[Extracted records]
__________

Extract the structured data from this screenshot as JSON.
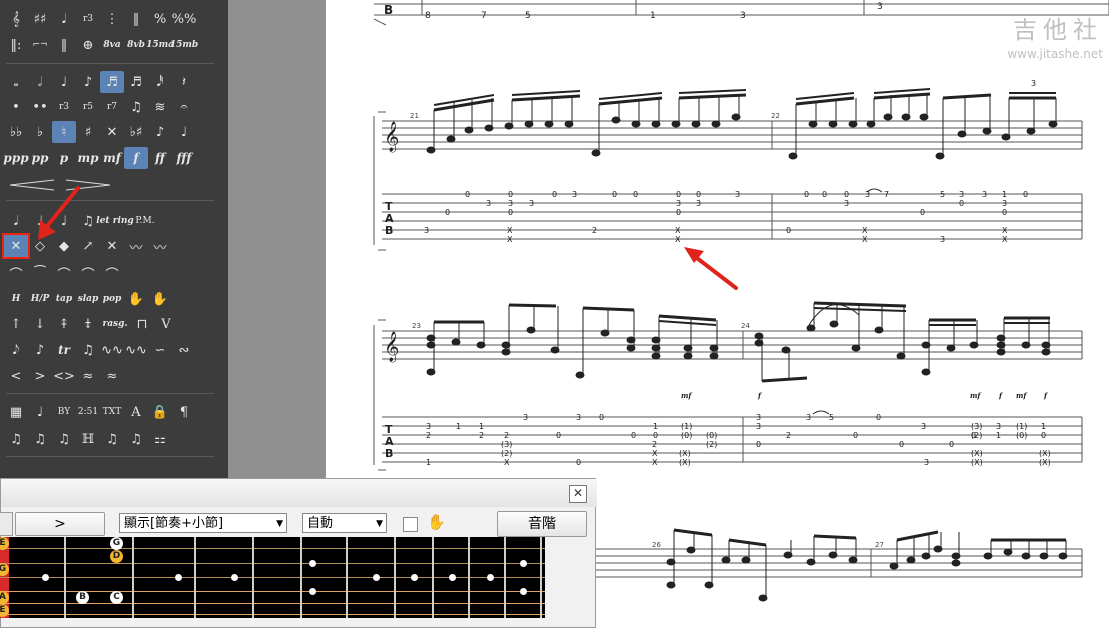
{
  "palette": {
    "row0": [
      "𝄞",
      "♯♯",
      "𝅘𝅥",
      "r3",
      "⋮",
      "‖",
      "%",
      "%%"
    ],
    "row1": [
      "‖:",
      "⌐¬",
      "‖",
      "⊕",
      "8va",
      "8vb",
      "15ma",
      "15mb"
    ],
    "durations": [
      "𝅝",
      "𝅗𝅥",
      "♩",
      "♪",
      "♬",
      "♬",
      "𝅘𝅥𝅰",
      "𝄽"
    ],
    "tuplets": [
      "•",
      "••",
      "r3",
      "r5",
      "r7",
      "♫",
      "≋",
      "𝄐"
    ],
    "accidentals": [
      "♭♭",
      "♭",
      "♮",
      "♯",
      "✕",
      "♭♯",
      "♪",
      "♩"
    ],
    "dynamics": [
      "ppp",
      "pp",
      "p",
      "mp",
      "mf",
      "f",
      "ff",
      "fff"
    ],
    "artic1": [
      "𝅘𝅥",
      "♩",
      "♩",
      "♫",
      "let ring",
      "P.M."
    ],
    "artic2": [
      "✕",
      "◇",
      "◆",
      "↗",
      "✕",
      "〰",
      "〰"
    ],
    "artic3": [
      "⌒",
      "⁀",
      "⌒",
      "⌒",
      "⌒"
    ],
    "artic4": [
      "H",
      "H/P",
      "tap",
      "slap",
      "pop",
      "✋",
      "✋"
    ],
    "artic5": [
      "↑",
      "↓",
      "⤉",
      "⤈",
      "rasg.",
      "⊓",
      "V"
    ],
    "artic6": [
      "𝅘𝅥𝅮",
      "♪",
      "tr",
      "♫",
      "∿∿",
      "∿∿",
      "∽",
      "∾"
    ],
    "artic7": [
      "<",
      ">",
      "<>",
      "≈",
      "≈"
    ],
    "misc1": [
      "▦",
      "♩",
      "BY",
      "2:51",
      "TXT",
      "A",
      "🔒",
      "¶"
    ],
    "misc2": [
      "♫",
      "♫",
      "♫",
      "ℍ",
      "♫",
      "♫",
      "⚏"
    ]
  },
  "watermark": {
    "cn": "吉他社",
    "url": "www.jitashe.net"
  },
  "score": {
    "measures": [
      "21",
      "22",
      "23",
      "24",
      "26",
      "27"
    ],
    "dynamics_row1": [
      "mf",
      "f",
      "mf",
      "f",
      "mf",
      "f"
    ]
  },
  "panel": {
    "next_button": ">",
    "display_select": "顯示[節奏+小節]",
    "auto_select": "自動",
    "scale_button": "音階",
    "close": "✕"
  },
  "fretboard": {
    "left_labels": [
      "E",
      "G",
      "A",
      "E"
    ],
    "notes": [
      "G",
      "D",
      "B",
      "C"
    ]
  }
}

__________

» Written instruction
Omit the pictures. Transcribe every record exactly.

» Task output
Extract the structured data from this screenshot as JSON.
{
  "palette": {
    "row0": [
      "𝄞",
      "♯♯",
      "𝅘𝅥",
      "r3",
      "⋮",
      "‖",
      "%",
      "%%"
    ],
    "row1": [
      "‖:",
      "⌐¬",
      "‖",
      "⊕",
      "8va",
      "8vb",
      "15ma",
      "15mb"
    ],
    "durations": [
      "𝅝",
      "𝅗𝅥",
      "♩",
      "♪",
      "♬",
      "♬",
      "𝅘𝅥𝅰",
      "𝄽"
    ],
    "tuplets": [
      "•",
      "••",
      "r3",
      "r5",
      "r7",
      "♫",
      "≋",
      "𝄐"
    ],
    "accidentals": [
      "♭♭",
      "♭",
      "♮",
      "♯",
      "✕",
      "♭♯",
      "♪",
      "♩"
    ],
    "dynamics": [
      "ppp",
      "pp",
      "p",
      "mp",
      "mf",
      "f",
      "ff",
      "fff"
    ],
    "artic1": [
      "𝅘𝅥",
      "♩",
      "♩",
      "♫",
      "let ring",
      "P.M."
    ],
    "artic2": [
      "✕",
      "◇",
      "◆",
      "↗",
      "✕",
      "〰",
      "〰"
    ],
    "artic3": [
      "⌒",
      "⁀",
      "⌒",
      "⌒",
      "⌒"
    ],
    "artic4": [
      "H",
      "H/P",
      "tap",
      "slap",
      "pop",
      "✋",
      "✋"
    ],
    "artic5": [
      "↑",
      "↓",
      "⤉",
      "⤈",
      "rasg.",
      "⊓",
      "V"
    ],
    "artic6": [
      "𝅘𝅥𝅮",
      "♪",
      "tr",
      "♫",
      "∿∿",
      "∿∿",
      "∽",
      "∾"
    ],
    "artic7": [
      "<",
      ">",
      "<>",
      "≈",
      "≈"
    ],
    "misc1": [
      "▦",
      "♩",
      "BY",
      "2:51",
      "TXT",
      "A",
      "🔒",
      "¶"
    ],
    "misc2": [
      "♫",
      "♫",
      "♫",
      "ℍ",
      "♫",
      "♫",
      "⚏"
    ]
  },
  "watermark": {
    "cn": "吉他社",
    "url": "www.jitashe.net"
  },
  "score": {
    "measures": [
      "21",
      "22",
      "23",
      "24",
      "26",
      "27"
    ],
    "dynamics_row1": [
      "mf",
      "f",
      "mf",
      "f",
      "mf",
      "f"
    ]
  },
  "panel": {
    "next_button": ">",
    "display_select": "顯示[節奏+小節]",
    "auto_select": "自動",
    "scale_button": "音階",
    "close": "✕"
  },
  "fretboard": {
    "left_labels": [
      "E",
      "G",
      "A",
      "E"
    ],
    "notes": [
      "G",
      "D",
      "B",
      "C"
    ]
  }
}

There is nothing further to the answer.